__Exercise input__.
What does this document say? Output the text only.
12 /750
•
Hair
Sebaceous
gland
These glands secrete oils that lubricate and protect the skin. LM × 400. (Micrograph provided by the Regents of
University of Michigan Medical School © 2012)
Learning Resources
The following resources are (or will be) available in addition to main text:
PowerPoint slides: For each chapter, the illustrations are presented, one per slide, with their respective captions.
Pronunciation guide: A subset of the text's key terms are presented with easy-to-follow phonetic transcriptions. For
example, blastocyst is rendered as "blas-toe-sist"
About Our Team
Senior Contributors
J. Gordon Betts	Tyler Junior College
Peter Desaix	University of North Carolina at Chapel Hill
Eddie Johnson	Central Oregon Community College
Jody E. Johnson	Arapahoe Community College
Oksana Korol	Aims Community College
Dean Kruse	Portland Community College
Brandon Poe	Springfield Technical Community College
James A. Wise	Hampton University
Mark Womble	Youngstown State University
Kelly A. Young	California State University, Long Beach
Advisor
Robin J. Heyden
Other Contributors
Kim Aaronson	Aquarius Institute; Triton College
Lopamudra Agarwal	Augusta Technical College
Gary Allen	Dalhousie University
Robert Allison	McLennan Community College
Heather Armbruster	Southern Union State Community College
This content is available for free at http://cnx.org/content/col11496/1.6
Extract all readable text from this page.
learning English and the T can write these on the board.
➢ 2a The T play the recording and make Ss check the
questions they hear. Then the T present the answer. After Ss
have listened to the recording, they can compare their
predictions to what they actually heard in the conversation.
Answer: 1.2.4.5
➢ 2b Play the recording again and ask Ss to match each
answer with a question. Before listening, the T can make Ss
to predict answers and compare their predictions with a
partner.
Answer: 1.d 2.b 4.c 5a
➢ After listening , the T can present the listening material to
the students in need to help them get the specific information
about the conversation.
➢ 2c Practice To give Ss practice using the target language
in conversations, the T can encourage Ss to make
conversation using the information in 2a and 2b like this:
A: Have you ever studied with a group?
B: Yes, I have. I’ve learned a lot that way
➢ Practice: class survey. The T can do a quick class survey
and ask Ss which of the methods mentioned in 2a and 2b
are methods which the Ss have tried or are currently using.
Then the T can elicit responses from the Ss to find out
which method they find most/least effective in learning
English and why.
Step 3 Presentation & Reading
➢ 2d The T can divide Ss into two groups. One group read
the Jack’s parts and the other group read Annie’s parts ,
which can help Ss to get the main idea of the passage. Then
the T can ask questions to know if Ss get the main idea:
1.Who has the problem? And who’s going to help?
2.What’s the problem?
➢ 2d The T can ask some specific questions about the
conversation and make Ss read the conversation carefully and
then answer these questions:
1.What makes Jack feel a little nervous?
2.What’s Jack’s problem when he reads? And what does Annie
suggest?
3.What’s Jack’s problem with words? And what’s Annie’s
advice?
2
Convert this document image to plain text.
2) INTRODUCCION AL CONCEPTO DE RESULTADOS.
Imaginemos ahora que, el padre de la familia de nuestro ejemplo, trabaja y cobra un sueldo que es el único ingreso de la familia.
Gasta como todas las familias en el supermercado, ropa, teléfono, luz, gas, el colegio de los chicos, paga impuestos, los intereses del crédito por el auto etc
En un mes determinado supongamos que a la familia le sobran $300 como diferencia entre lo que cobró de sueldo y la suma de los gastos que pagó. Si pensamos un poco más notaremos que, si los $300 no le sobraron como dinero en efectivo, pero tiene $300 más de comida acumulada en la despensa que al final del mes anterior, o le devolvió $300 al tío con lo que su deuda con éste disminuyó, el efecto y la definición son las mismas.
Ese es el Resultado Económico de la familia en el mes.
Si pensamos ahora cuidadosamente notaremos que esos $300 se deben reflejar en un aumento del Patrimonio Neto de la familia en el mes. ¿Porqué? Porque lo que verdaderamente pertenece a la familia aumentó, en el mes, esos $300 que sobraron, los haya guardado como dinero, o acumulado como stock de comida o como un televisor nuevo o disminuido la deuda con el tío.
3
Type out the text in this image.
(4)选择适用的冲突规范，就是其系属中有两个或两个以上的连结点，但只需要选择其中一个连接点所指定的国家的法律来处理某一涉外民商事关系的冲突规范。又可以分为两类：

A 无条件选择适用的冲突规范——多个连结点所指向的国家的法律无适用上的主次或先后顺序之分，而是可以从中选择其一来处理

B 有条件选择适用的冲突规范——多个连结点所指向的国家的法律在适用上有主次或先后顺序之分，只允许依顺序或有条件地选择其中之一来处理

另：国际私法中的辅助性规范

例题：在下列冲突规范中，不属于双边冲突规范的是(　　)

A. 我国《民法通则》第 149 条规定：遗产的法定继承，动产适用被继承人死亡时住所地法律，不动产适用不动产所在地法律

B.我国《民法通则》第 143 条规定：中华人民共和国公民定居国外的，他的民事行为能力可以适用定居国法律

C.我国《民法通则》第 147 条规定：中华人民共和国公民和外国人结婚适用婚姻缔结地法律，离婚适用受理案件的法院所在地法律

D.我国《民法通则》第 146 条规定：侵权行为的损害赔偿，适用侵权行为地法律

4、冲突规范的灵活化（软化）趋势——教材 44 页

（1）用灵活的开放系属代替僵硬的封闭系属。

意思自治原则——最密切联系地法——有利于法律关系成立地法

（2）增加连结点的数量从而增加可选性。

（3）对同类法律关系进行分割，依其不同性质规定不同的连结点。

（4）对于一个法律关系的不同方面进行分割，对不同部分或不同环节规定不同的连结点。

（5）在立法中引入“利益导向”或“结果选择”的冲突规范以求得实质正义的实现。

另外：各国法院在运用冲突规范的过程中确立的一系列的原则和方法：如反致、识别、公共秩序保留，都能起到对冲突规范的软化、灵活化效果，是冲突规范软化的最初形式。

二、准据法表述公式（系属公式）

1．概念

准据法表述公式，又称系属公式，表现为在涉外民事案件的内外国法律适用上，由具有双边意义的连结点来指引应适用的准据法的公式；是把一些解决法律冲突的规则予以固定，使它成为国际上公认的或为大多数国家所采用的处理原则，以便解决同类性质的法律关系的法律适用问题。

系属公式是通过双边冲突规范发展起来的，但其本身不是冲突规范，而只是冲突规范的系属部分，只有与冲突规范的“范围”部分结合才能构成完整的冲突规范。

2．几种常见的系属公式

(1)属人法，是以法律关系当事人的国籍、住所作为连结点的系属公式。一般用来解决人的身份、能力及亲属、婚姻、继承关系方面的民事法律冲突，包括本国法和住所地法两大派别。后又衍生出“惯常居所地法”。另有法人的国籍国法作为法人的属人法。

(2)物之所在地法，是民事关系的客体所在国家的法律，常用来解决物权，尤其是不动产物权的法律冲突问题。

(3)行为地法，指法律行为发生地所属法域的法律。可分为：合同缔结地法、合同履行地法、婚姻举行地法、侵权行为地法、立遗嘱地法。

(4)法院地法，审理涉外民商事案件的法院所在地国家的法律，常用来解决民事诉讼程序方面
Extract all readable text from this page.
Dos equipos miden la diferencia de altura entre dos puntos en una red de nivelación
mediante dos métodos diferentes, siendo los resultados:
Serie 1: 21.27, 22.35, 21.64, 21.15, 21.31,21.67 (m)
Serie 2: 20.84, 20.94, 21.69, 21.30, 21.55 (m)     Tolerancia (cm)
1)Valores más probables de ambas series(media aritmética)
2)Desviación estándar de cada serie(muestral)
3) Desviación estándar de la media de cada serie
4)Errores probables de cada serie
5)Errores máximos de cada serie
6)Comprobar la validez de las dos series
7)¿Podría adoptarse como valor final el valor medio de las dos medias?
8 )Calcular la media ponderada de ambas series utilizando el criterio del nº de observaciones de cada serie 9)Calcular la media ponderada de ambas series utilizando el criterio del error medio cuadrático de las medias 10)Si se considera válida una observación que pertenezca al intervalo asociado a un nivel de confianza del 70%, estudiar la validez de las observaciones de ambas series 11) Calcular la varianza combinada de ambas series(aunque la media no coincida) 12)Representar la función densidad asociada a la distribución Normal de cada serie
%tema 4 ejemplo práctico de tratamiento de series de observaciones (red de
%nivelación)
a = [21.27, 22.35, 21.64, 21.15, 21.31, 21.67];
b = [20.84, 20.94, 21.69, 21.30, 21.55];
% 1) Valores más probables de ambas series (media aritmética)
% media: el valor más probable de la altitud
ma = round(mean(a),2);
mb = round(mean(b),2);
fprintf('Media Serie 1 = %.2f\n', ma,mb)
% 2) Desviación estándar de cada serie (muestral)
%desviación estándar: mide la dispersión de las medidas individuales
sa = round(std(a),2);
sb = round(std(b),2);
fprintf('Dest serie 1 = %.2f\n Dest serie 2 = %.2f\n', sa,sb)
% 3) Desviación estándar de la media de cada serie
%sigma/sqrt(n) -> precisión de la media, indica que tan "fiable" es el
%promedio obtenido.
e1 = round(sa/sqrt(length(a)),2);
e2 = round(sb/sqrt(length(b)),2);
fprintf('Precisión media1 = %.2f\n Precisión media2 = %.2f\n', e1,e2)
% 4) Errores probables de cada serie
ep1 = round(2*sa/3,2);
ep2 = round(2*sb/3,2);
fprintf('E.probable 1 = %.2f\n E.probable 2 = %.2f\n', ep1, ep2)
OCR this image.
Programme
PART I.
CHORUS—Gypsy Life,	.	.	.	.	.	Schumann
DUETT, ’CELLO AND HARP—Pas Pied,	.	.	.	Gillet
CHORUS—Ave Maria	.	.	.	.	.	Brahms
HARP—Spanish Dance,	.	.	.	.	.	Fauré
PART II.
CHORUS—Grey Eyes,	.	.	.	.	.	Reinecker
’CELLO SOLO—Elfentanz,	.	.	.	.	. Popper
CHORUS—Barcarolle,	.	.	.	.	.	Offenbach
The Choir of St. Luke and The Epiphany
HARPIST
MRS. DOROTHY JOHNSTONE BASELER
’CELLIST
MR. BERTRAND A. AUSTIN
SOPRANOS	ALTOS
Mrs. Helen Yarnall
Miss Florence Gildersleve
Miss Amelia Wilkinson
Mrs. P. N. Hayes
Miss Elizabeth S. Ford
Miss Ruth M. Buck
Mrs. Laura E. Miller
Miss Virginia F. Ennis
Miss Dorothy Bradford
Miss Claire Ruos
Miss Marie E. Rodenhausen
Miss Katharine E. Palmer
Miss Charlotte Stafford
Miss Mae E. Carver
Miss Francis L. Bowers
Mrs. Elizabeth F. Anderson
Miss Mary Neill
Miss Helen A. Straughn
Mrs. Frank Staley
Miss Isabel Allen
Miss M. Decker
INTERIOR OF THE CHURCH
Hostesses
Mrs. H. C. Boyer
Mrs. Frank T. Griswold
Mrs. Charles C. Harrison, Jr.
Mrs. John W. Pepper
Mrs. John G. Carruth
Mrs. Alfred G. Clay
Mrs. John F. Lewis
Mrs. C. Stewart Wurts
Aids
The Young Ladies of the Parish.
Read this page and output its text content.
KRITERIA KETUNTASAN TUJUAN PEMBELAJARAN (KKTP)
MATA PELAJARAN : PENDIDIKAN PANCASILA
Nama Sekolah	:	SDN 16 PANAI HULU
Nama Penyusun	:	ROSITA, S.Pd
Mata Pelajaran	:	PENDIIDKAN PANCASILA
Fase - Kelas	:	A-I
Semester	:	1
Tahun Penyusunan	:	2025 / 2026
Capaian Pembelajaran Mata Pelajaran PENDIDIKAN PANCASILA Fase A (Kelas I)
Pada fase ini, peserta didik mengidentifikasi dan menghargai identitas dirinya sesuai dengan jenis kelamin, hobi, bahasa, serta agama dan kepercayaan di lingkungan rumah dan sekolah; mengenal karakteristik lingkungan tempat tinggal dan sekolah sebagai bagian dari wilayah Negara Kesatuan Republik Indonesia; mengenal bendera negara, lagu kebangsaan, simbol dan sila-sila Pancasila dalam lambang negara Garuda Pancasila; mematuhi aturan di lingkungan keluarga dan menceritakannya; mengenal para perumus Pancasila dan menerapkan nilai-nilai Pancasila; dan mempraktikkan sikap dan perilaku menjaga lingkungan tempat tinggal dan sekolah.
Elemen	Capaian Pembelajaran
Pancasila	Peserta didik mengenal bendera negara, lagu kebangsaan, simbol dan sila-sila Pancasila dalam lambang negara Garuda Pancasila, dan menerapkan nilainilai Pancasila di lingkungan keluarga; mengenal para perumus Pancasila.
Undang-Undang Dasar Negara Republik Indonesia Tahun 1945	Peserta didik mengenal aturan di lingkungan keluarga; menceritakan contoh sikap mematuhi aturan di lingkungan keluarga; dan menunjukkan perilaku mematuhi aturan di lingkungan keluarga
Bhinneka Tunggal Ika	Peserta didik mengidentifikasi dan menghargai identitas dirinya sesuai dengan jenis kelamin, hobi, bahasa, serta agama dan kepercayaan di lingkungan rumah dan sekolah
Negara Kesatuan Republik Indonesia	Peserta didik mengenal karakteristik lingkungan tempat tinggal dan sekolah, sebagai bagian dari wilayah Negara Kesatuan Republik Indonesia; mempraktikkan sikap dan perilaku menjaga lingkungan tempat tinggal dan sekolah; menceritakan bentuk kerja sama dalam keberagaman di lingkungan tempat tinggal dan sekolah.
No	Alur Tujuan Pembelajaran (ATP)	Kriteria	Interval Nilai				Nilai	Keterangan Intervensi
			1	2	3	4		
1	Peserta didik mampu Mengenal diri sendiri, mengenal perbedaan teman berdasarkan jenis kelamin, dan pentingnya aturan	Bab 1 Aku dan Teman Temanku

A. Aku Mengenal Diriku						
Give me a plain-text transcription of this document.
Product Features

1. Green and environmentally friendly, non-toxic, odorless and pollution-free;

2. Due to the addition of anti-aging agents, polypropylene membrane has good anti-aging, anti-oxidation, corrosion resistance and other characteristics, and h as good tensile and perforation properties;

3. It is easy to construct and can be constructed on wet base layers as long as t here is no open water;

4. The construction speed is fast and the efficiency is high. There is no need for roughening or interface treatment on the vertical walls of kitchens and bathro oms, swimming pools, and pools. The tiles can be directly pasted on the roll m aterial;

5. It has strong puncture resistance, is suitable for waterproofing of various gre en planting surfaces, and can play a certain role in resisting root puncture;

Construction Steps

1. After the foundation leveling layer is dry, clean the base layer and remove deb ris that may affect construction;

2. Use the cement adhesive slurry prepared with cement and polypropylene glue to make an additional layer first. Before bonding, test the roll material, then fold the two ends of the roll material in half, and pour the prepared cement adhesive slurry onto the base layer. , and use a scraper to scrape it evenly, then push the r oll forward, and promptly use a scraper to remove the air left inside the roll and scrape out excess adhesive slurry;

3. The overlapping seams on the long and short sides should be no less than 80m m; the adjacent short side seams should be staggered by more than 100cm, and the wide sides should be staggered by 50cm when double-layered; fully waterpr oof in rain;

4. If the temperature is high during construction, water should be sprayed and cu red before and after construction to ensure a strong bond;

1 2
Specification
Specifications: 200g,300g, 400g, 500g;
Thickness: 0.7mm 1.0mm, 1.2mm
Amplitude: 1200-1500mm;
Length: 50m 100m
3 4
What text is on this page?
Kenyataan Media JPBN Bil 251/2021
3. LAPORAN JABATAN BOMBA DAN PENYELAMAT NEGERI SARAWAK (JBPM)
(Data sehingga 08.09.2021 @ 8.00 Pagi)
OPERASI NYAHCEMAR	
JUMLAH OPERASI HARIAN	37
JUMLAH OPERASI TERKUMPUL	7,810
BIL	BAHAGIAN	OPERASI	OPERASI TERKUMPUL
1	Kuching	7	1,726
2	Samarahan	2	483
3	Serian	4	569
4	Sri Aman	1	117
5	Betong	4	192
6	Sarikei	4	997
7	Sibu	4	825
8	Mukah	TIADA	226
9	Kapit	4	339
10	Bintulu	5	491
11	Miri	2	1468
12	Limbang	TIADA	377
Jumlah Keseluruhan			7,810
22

__Job__.
Read the entries and show each line that mentions "text".

__Output for this task__.
What does this document say? Output the text only.
The following resources are (or will be) available in addition to main text:
Pronunciation guide: A subset of the text's key terms are presented with easy-to-follow phonetic transcriptions. For
Extract all readable text from this page.
Convert this document image to plain text.
Type out the text in this image.
Extract all readable text from this page.
Read this page and output its text content.
Give me a plain-text transcription of this document.
What text is on this page?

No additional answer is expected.